▶ [Aim]:
Write the number of lines holding the word "para", and nothing else.

# start of Supplied entries

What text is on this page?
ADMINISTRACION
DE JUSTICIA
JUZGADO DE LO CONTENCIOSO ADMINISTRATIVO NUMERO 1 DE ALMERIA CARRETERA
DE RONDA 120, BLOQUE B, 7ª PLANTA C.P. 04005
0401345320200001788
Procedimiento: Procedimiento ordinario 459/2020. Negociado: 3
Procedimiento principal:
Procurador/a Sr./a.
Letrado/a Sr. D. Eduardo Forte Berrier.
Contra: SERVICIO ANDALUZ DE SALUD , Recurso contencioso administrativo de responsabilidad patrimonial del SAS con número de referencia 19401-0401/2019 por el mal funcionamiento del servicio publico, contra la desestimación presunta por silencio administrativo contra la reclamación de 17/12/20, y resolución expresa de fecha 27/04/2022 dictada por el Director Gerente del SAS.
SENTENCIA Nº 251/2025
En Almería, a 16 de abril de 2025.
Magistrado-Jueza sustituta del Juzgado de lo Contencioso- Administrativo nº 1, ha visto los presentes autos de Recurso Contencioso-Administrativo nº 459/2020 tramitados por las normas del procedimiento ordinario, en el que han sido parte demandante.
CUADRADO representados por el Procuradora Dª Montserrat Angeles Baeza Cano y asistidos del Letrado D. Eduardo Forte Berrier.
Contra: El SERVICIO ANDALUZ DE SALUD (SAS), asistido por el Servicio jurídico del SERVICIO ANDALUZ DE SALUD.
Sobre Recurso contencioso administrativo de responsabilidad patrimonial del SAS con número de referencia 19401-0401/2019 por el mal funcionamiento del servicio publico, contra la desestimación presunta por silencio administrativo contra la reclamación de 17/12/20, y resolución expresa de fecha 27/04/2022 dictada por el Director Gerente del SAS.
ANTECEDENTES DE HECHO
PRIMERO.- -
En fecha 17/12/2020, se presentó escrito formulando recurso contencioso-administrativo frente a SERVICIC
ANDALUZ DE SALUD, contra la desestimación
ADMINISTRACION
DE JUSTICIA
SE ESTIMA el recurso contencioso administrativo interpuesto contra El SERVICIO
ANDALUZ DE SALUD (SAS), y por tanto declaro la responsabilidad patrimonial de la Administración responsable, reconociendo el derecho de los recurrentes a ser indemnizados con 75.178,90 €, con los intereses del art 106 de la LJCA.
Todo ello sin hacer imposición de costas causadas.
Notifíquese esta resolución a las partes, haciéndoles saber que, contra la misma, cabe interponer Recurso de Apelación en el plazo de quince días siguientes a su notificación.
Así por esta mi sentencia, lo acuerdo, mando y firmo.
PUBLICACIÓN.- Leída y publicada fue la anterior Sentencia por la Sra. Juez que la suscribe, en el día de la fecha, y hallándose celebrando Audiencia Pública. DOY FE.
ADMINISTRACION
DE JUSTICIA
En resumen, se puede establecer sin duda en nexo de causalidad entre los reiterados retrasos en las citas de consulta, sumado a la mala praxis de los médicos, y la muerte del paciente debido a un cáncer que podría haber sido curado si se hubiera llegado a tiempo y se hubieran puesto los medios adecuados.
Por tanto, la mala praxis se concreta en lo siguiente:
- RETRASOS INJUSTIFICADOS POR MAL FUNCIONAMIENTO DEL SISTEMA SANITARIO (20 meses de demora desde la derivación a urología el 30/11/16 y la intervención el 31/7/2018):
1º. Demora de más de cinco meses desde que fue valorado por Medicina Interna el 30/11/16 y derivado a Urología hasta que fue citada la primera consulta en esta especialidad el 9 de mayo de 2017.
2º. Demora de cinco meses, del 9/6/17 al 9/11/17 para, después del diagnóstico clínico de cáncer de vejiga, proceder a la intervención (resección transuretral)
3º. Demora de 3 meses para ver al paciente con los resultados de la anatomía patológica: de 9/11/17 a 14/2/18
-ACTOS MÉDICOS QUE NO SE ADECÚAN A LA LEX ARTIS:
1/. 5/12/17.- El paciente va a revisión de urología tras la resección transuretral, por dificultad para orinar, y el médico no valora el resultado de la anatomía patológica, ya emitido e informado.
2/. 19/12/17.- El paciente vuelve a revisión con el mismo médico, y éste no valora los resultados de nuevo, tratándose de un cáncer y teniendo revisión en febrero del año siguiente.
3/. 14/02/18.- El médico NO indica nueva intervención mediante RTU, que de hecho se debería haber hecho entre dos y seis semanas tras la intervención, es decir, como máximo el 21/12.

# end of Supplied entries

▶ [Response for this exercise]:
3